#### Problem:
Give only the number of lines in these records that contain the word "pies".

#### Entries shown:

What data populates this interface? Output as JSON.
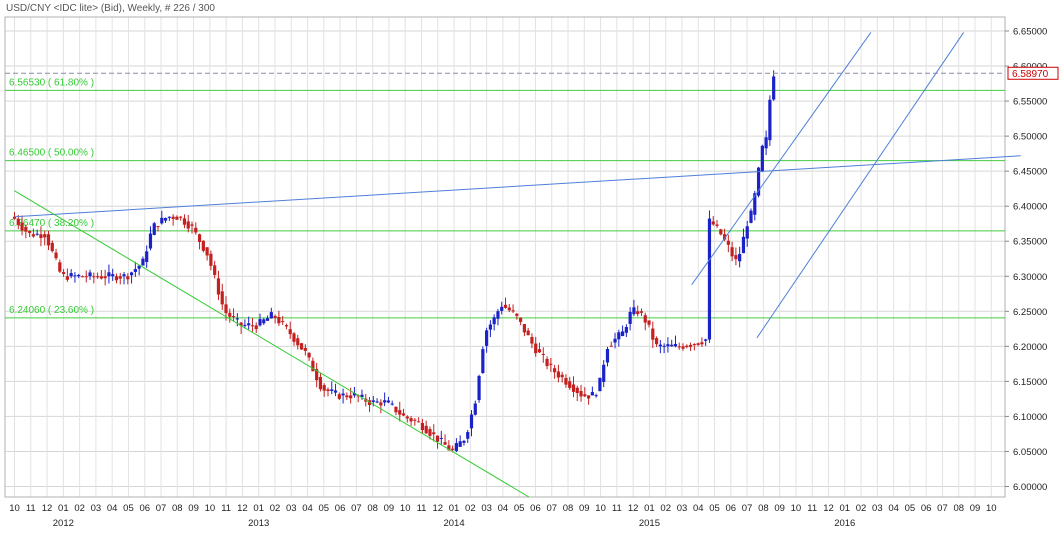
{
  "chart_data": {
    "type": "candlestick",
    "title": "USD/CNY <IDC lite> (Bid), Weekly, # 226 / 300",
    "y_ticks": [
      "6.65000",
      "6.60000",
      "6.55000",
      "6.50000",
      "6.45000",
      "6.40000",
      "6.35000",
      "6.30000",
      "6.25000",
      "6.20000",
      "6.15000",
      "6.10000",
      "6.05000",
      "6.00000"
    ],
    "ylim": [
      5.985,
      6.67
    ],
    "current_price": "6.58970",
    "current_value": 6.5897,
    "month_ticks": [
      "10",
      "11",
      "12",
      "01",
      "02",
      "03",
      "04",
      "05",
      "06",
      "07",
      "08",
      "09",
      "10",
      "11",
      "12",
      "01",
      "02",
      "03",
      "04",
      "05",
      "06",
      "07",
      "08",
      "09",
      "10",
      "11",
      "12",
      "01",
      "02",
      "03",
      "04",
      "05",
      "06",
      "07",
      "08",
      "09",
      "10",
      "11",
      "12",
      "01",
      "02",
      "03",
      "04",
      "05",
      "06",
      "07",
      "08",
      "09",
      "10",
      "11",
      "12",
      "01",
      "02",
      "03",
      "04",
      "05",
      "06",
      "07",
      "08",
      "09",
      "10"
    ],
    "year_ticks": [
      {
        "label": "2012",
        "month_index": 3
      },
      {
        "label": "2013",
        "month_index": 15
      },
      {
        "label": "2014",
        "month_index": 27
      },
      {
        "label": "2015",
        "month_index": 39
      },
      {
        "label": "2016",
        "month_index": 51
      }
    ],
    "fibonacci_levels": [
      {
        "label": "6.56530 ( 61.80% )",
        "value": 6.5653
      },
      {
        "label": "6.46500 ( 50.00% )",
        "value": 6.465
      },
      {
        "label": "6.36470 ( 38.20% )",
        "value": 6.3647
      },
      {
        "label": "6.24060 ( 23.60% )",
        "value": 6.2406
      }
    ],
    "trendlines": [
      {
        "from": [
          0.0,
          6.385
        ],
        "to": [
          61.8,
          6.472
        ],
        "color": "#4f7fd8"
      },
      {
        "from": [
          0.0,
          6.422
        ],
        "to": [
          31.6,
          5.985
        ],
        "color": "#33cc33"
      },
      {
        "from": [
          41.6,
          6.288
        ],
        "to": [
          52.6,
          6.648
        ],
        "color": "#4f7fd8"
      },
      {
        "from": [
          45.6,
          6.212
        ],
        "to": [
          58.3,
          6.648
        ],
        "color": "#4f7fd8"
      }
    ],
    "anchors": [
      [
        0.0,
        6.385
      ],
      [
        1.0,
        6.36
      ],
      [
        2.0,
        6.36
      ],
      [
        3.0,
        6.3
      ],
      [
        4.0,
        6.3
      ],
      [
        5.0,
        6.3
      ],
      [
        6.0,
        6.3
      ],
      [
        7.0,
        6.3
      ],
      [
        8.0,
        6.32
      ],
      [
        8.6,
        6.37
      ],
      [
        9.5,
        6.385
      ],
      [
        10.2,
        6.385
      ],
      [
        11.0,
        6.37
      ],
      [
        12.0,
        6.33
      ],
      [
        13.0,
        6.25
      ],
      [
        14.0,
        6.23
      ],
      [
        15.0,
        6.23
      ],
      [
        16.0,
        6.245
      ],
      [
        17.0,
        6.22
      ],
      [
        18.0,
        6.19
      ],
      [
        19.0,
        6.14
      ],
      [
        20.0,
        6.13
      ],
      [
        21.0,
        6.13
      ],
      [
        22.0,
        6.12
      ],
      [
        23.0,
        6.12
      ],
      [
        24.0,
        6.1
      ],
      [
        25.0,
        6.09
      ],
      [
        26.0,
        6.07
      ],
      [
        27.0,
        6.05
      ],
      [
        27.8,
        6.07
      ],
      [
        28.4,
        6.12
      ],
      [
        29.0,
        6.22
      ],
      [
        29.6,
        6.24
      ],
      [
        30.0,
        6.26
      ],
      [
        30.6,
        6.25
      ],
      [
        31.0,
        6.24
      ],
      [
        32.0,
        6.2
      ],
      [
        33.0,
        6.17
      ],
      [
        34.0,
        6.15
      ],
      [
        35.0,
        6.13
      ],
      [
        35.6,
        6.13
      ],
      [
        36.0,
        6.14
      ],
      [
        36.5,
        6.2
      ],
      [
        37.0,
        6.21
      ],
      [
        37.5,
        6.22
      ],
      [
        38.0,
        6.25
      ],
      [
        38.4,
        6.25
      ],
      [
        38.8,
        6.24
      ],
      [
        39.2,
        6.22
      ],
      [
        39.5,
        6.2
      ],
      [
        40.0,
        6.2
      ],
      [
        41.0,
        6.2
      ],
      [
        42.0,
        6.205
      ],
      [
        42.6,
        6.21
      ],
      [
        42.7,
        6.38
      ],
      [
        43.0,
        6.375
      ],
      [
        43.5,
        6.36
      ],
      [
        44.0,
        6.34
      ],
      [
        44.4,
        6.32
      ],
      [
        44.8,
        6.34
      ],
      [
        45.0,
        6.37
      ],
      [
        45.4,
        6.39
      ],
      [
        45.7,
        6.43
      ],
      [
        46.0,
        6.48
      ],
      [
        46.4,
        6.5
      ],
      [
        46.6,
        6.59
      ],
      [
        46.8,
        6.59
      ]
    ]
  }
}
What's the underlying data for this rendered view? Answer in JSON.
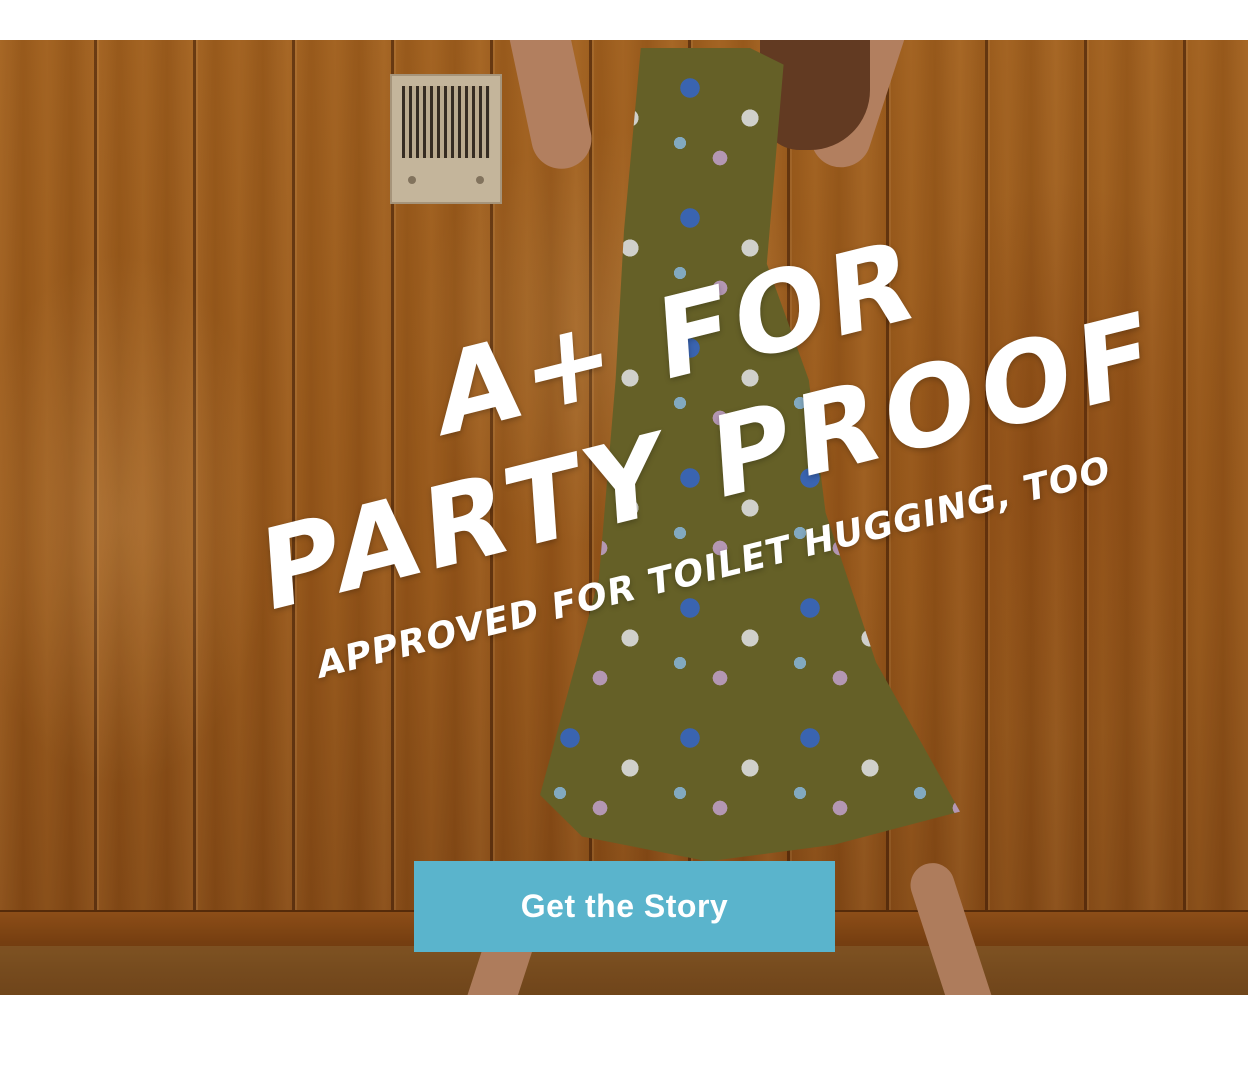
{
  "hero": {
    "headline_line1": "A+ FOR",
    "headline_line2": "PARTY PROOF",
    "subheadline": "APPROVED FOR TOILET HUGGING, TOO",
    "cta_label": "Get the Story"
  },
  "colors": {
    "cta_background": "#5ab4cc",
    "headline_text": "#ffffff",
    "page_background": "#ffffff",
    "wood_panel": "#a45f1c"
  }
}
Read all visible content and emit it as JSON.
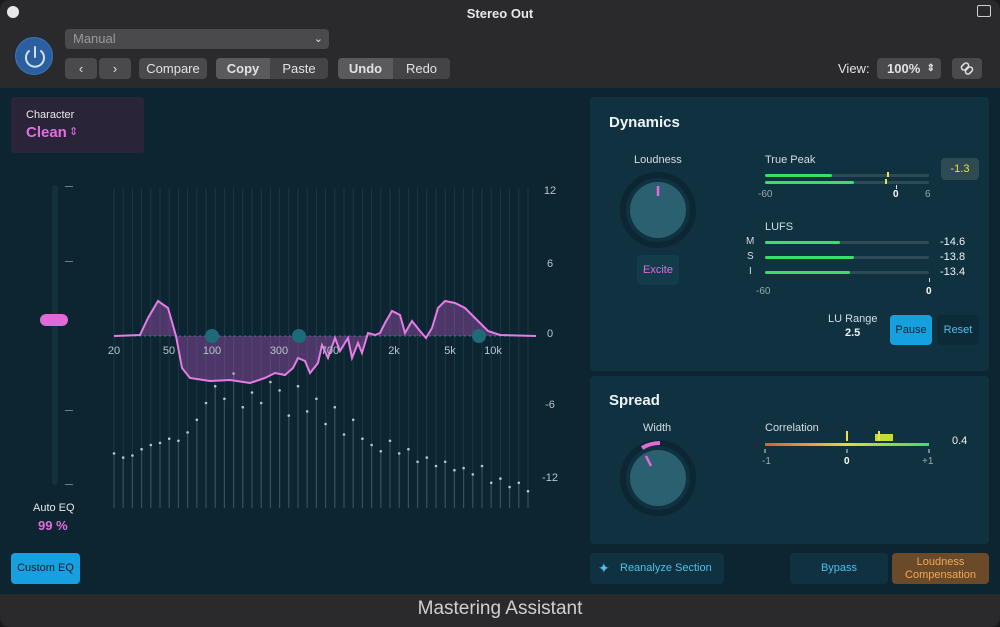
{
  "window": {
    "title": "Stereo Out",
    "footer_title": "Mastering Assistant"
  },
  "toolbar": {
    "preset": "Manual",
    "prev_label": "‹",
    "next_label": "›",
    "compare": "Compare",
    "copy": "Copy",
    "paste": "Paste",
    "undo": "Undo",
    "redo": "Redo",
    "view_label": "View:",
    "zoom": "100%"
  },
  "eq": {
    "character_label": "Character",
    "character_value": "Clean",
    "auto_eq_label": "Auto EQ",
    "auto_eq_value": "99 %",
    "custom_eq": "Custom EQ",
    "freq_labels": [
      "20",
      "50",
      "100",
      "300",
      "700",
      "2k",
      "5k",
      "10k"
    ],
    "db_labels": [
      "12",
      "6",
      "0",
      "-6",
      "-12"
    ],
    "auto_eq_level": 0.55
  },
  "dynamics": {
    "title": "Dynamics",
    "loudness_label": "Loudness",
    "excite": "Excite",
    "true_peak_label": "True Peak",
    "true_peak_value": "-1.3",
    "true_peak_scale": [
      "-60",
      "0",
      "6"
    ],
    "lufs_label": "LUFS",
    "lufs_rows": [
      {
        "label": "M",
        "value": "-14.6",
        "level": 0.46
      },
      {
        "label": "S",
        "value": "-13.8",
        "level": 0.54
      },
      {
        "label": "I",
        "value": "-13.4",
        "level": 0.52
      }
    ],
    "lufs_scale": [
      "-60",
      "0"
    ],
    "true_peak_levels": [
      0.41,
      0.54
    ],
    "lu_range_label": "LU Range",
    "lu_range_value": "2.5",
    "pause": "Pause",
    "reset": "Reset"
  },
  "spread": {
    "title": "Spread",
    "width_label": "Width",
    "correlation_label": "Correlation",
    "correlation_value": "0.4",
    "correlation_scale": [
      "-1",
      "0",
      "+1"
    ]
  },
  "bottom": {
    "reanalyze": "Reanalyze Section",
    "bypass": "Bypass",
    "loudness_comp_line1": "Loudness",
    "loudness_comp_line2": "Compensation"
  },
  "colors": {
    "accent_pink": "#e06ad8",
    "accent_blue": "#16a0e0",
    "meter_green": "#3fdc6a",
    "loudness_comp": "#e69b4a"
  }
}
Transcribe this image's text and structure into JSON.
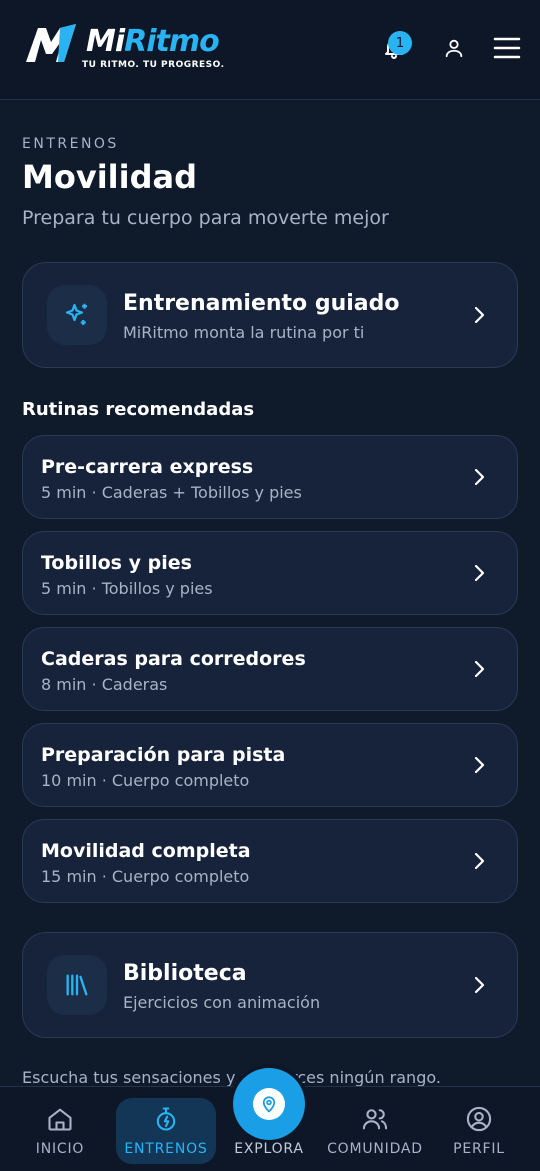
{
  "brand": {
    "name_part1": "Mi",
    "name_part2": "Ritmo",
    "tagline": "TU RITMO. TU PROGRESO.",
    "accent_color": "#2ab3f2"
  },
  "header": {
    "notification_count": "1",
    "icons": [
      "bell-icon",
      "user-icon",
      "hamburger-menu-icon"
    ]
  },
  "page": {
    "eyebrow": "ENTRENOS",
    "title": "Movilidad",
    "subtitle": "Prepara tu cuerpo para moverte mejor"
  },
  "guided": {
    "title": "Entrenamiento guiado",
    "subtitle": "MiRitmo monta la rutina por ti",
    "icon": "sparkles-icon"
  },
  "recommended": {
    "heading": "Rutinas recomendadas",
    "routines": [
      {
        "title": "Pre-carrera express",
        "meta": "5 min · Caderas + Tobillos y pies"
      },
      {
        "title": "Tobillos y pies",
        "meta": "5 min · Tobillos y pies"
      },
      {
        "title": "Caderas para corredores",
        "meta": "8 min · Caderas"
      },
      {
        "title": "Preparación para pista",
        "meta": "10 min · Cuerpo completo"
      },
      {
        "title": "Movilidad completa",
        "meta": "15 min · Cuerpo completo"
      }
    ]
  },
  "library": {
    "title": "Biblioteca",
    "subtitle": "Ejercicios con animación",
    "icon": "library-books-icon"
  },
  "footnote": "Escucha tus sensaciones y no fuerces ningún rango.",
  "tabbar": {
    "items": [
      {
        "label": "INICIO",
        "icon": "home-icon"
      },
      {
        "label": "ENTRENOS",
        "icon": "stopwatch-icon",
        "active": true
      },
      {
        "label": "EXPLORA",
        "icon": "map-pin-icon"
      },
      {
        "label": "COMUNIDAD",
        "icon": "people-icon"
      },
      {
        "label": "PERFIL",
        "icon": "profile-icon"
      }
    ]
  }
}
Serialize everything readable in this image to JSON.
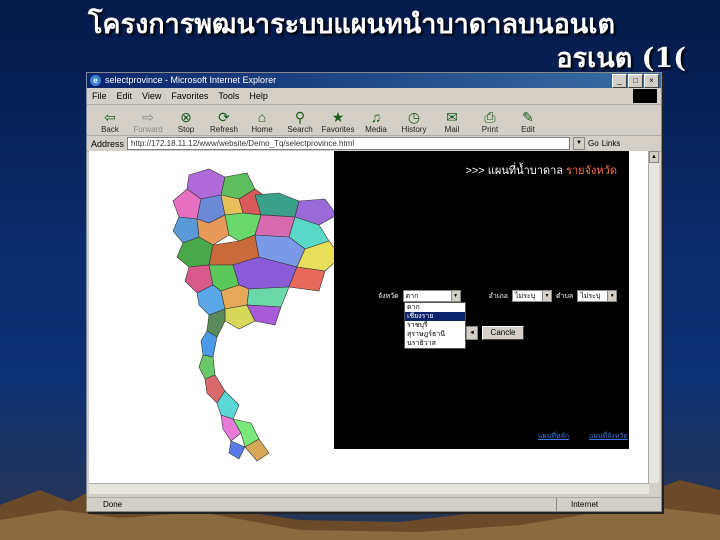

#### Final result:
3